MATERIAL TO PROCESS:

/---

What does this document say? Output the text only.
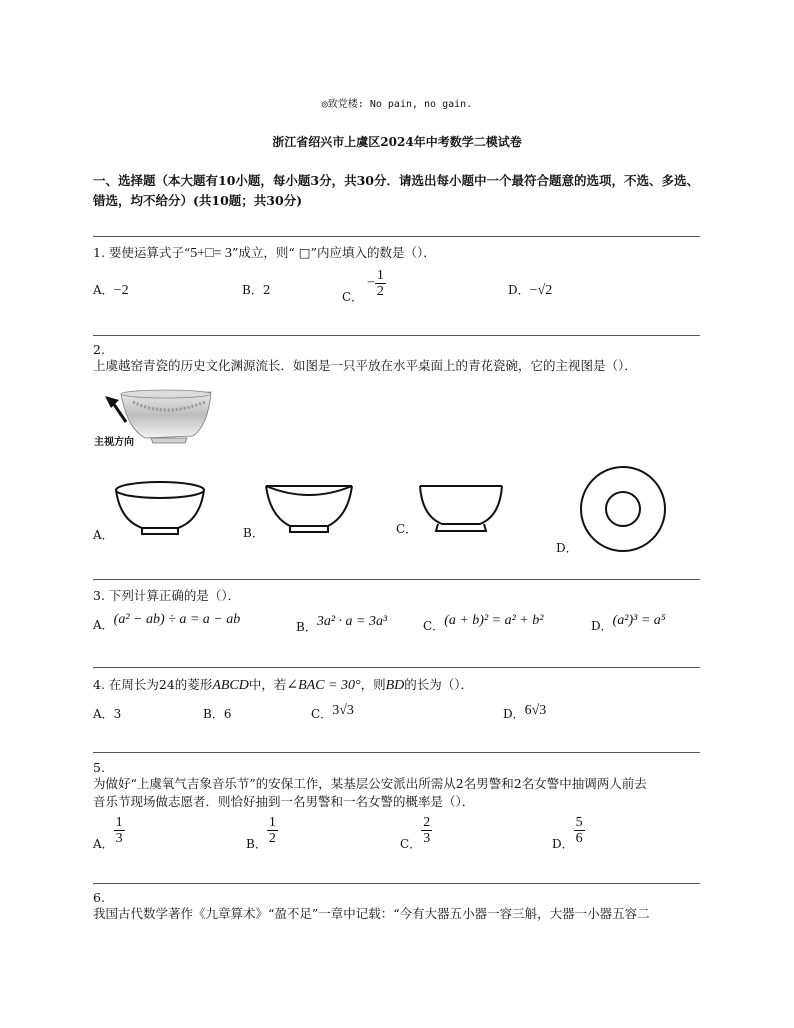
◎致党楼: No pain, no gain.
浙江省绍兴市上虞区2024年中考数学二模试卷
一、选择题（本大题有10小题，每小题3分，共30分．请选出每小题中一个最符合题意的选项，不选、多选、错选，均不给分）(共10题；共30分)
1. 要使运算式子“5+□= 3”成立，则“ □”内应填入的数是（）．
A．−2	B．2	C． − $\frac{1}{2}$	D．−√2
2.
上虞越窑青瓷的历史文化渊源流长．如图是一只平放在水平桌面上的青花瓷碗，它的主视图是（）．
主视方向
A．	B．	C．
D．
3. 下列计算正确的是（）．
A．(a² − ab) ÷ a = a − ab	B．3a² · a = 3a³	C．(a + b)² = a² + b²	D．(a²)³ = a⁵
4. 在周长为24的菱形ABCD中，若∠BAC = 30°，则BD的长为（）．
A．3	B．6	C．3√3	D．6√3
5.
为做好“上虞氧气吉象音乐节”的安保工作，某基层公安派出所需从2名男警和2名女警中抽调两人前去
音乐节现场做志愿者．则恰好抽到一名男警和一名女警的概率是（）．
A． $\frac{1}{3}$	B． $\frac{1}{2}$	C． $\frac{2}{3}$	D． $\frac{5}{6}$
6.
我国古代数学著作《九章算术》“盈不足”一章中记载：“今有大器五小器一容三斛，大器一小器五容二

\---

Omit every picture, then reproduce the rest of the listing exactly.

What does this document say? Output the text only.
◎致党楼: No pain, no gain.
浙江省绍兴市上虞区2024年中考数学二模试卷
一、选择题（本大题有10小题，每小题3分，共30分．请选出每小题中一个最符合题意的选项，不选、多选、错选，均不给分）(共10题；共30分)
1. 要使运算式子“5+□= 3”成立，则“ □”内应填入的数是（）．
A．−2	B．2	C． − $\frac{1}{2}$	D．−√2
2.
上虞越窑青瓷的历史文化渊源流长．如图是一只平放在水平桌面上的青花瓷碗，它的主视图是（）．
主视方向
A．	B．	C．
D．
3. 下列计算正确的是（）．
A．(a² − ab) ÷ a = a − ab	B．3a² · a = 3a³	C．(a + b)² = a² + b²	D．(a²)³ = a⁵
4. 在周长为24的菱形ABCD中，若∠BAC = 30°，则BD的长为（）．
A．3	B．6	C．3√3	D．6√3
5.
为做好“上虞氧气吉象音乐节”的安保工作，某基层公安派出所需从2名男警和2名女警中抽调两人前去
音乐节现场做志愿者．则恰好抽到一名男警和一名女警的概率是（）．
A． $\frac{1}{3}$	B． $\frac{1}{2}$	C． $\frac{2}{3}$	D． $\frac{5}{6}$
6.
我国古代数学著作《九章算术》“盈不足”一章中记载：“今有大器五小器一容三斛，大器一小器五容二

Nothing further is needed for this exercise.